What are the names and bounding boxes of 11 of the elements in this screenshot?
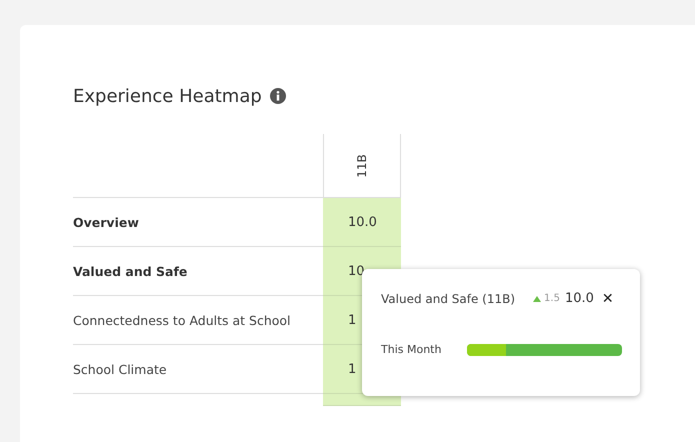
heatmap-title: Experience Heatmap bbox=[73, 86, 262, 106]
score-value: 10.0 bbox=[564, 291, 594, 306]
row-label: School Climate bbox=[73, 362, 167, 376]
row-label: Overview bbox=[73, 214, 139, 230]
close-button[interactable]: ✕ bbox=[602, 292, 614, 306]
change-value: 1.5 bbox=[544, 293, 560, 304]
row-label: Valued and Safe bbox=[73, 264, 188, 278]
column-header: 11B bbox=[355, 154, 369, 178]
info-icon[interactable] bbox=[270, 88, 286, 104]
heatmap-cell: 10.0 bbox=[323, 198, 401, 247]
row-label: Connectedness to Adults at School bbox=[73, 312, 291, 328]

---

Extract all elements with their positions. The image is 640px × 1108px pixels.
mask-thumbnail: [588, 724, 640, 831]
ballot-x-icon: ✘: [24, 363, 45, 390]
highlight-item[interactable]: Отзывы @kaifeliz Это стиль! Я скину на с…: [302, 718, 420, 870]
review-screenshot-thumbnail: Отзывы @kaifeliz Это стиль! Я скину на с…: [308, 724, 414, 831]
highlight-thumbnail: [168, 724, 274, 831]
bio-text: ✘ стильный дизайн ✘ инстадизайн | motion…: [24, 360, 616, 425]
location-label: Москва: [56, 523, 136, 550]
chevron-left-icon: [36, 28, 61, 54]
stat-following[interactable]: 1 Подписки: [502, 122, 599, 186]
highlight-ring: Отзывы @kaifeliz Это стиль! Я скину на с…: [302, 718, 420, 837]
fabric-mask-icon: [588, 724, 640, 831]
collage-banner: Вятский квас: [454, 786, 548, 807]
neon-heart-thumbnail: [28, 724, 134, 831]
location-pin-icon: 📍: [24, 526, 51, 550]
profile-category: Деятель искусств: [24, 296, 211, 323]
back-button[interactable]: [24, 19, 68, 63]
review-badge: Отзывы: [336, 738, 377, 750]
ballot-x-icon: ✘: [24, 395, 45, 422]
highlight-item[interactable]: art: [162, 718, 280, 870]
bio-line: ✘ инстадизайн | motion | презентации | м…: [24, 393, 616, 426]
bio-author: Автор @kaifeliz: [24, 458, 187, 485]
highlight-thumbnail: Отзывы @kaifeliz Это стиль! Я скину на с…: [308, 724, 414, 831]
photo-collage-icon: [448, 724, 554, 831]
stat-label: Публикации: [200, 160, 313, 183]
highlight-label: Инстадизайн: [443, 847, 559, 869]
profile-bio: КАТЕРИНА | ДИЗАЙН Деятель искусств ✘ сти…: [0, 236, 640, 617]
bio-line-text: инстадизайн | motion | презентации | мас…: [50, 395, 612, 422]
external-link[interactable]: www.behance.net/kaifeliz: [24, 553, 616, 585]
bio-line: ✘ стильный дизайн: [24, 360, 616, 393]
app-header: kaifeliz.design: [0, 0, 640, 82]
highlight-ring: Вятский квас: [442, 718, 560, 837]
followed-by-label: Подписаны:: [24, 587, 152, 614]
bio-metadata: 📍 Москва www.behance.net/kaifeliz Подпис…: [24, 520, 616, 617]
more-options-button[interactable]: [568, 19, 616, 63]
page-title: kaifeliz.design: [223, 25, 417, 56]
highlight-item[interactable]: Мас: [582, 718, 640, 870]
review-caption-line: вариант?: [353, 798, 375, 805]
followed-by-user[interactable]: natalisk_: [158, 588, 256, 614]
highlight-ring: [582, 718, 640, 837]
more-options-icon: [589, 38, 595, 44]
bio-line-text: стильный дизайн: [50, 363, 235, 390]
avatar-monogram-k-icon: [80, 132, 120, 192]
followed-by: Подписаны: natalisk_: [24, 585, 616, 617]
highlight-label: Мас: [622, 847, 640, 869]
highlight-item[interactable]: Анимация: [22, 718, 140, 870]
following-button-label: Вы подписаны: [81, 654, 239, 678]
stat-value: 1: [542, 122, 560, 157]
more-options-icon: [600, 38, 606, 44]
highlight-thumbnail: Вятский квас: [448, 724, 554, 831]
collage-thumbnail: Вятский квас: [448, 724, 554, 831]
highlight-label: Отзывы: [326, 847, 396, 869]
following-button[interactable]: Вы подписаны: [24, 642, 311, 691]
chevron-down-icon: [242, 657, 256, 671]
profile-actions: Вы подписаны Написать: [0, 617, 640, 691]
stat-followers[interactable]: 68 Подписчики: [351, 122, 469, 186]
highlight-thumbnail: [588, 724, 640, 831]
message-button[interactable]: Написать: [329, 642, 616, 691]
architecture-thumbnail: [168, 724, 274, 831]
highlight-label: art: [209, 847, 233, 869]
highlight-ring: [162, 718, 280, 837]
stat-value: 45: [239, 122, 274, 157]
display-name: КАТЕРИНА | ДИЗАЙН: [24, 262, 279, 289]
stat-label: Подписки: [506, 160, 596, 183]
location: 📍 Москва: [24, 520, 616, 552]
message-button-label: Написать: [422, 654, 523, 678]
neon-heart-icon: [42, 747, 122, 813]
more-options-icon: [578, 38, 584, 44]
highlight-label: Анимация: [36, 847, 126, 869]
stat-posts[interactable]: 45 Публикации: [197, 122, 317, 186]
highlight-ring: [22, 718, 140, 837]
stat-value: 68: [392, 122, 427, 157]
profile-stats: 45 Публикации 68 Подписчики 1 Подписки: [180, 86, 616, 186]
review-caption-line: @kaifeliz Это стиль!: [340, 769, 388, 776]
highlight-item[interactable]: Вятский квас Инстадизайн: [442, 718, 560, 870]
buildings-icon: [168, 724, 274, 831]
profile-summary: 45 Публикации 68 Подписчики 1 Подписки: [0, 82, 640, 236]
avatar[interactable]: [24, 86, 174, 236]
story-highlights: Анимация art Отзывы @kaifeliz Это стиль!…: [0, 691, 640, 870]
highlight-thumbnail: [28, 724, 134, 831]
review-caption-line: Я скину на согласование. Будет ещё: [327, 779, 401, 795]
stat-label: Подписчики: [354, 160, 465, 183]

■ **Exercise aim**
Starting at the line that contains "What are the" and ending with the line that contains "row-label: Connectedness to", express those lines of the items as a numbered list with blank lines omitted. Leave the pictures out of the answer.

■ **Exercise result**
1. What are the names and bounding boxes of 11 of the elements in this screenshot?
2. heatmap-title: Experience Heatmap bbox=[73, 86, 262, 106]
3. score-value: 10.0 bbox=[564, 291, 594, 306]
4. row-label: School Climate bbox=[73, 362, 167, 376]
5. row-label: Overview bbox=[73, 214, 139, 230]
6. close-button[interactable]: ✕ bbox=[602, 292, 614, 306]
7. change-value: 1.5 bbox=[544, 293, 560, 304]
8. row-label: Valued and Safe bbox=[73, 264, 188, 278]
9. column-header: 11B bbox=[355, 154, 369, 178]
10. info-icon[interactable] bbox=[270, 88, 286, 104]
11. heatmap-cell: 10.0 bbox=[323, 198, 401, 247]
12. row-label: Connectedness to Adults at School bbox=[73, 312, 291, 328]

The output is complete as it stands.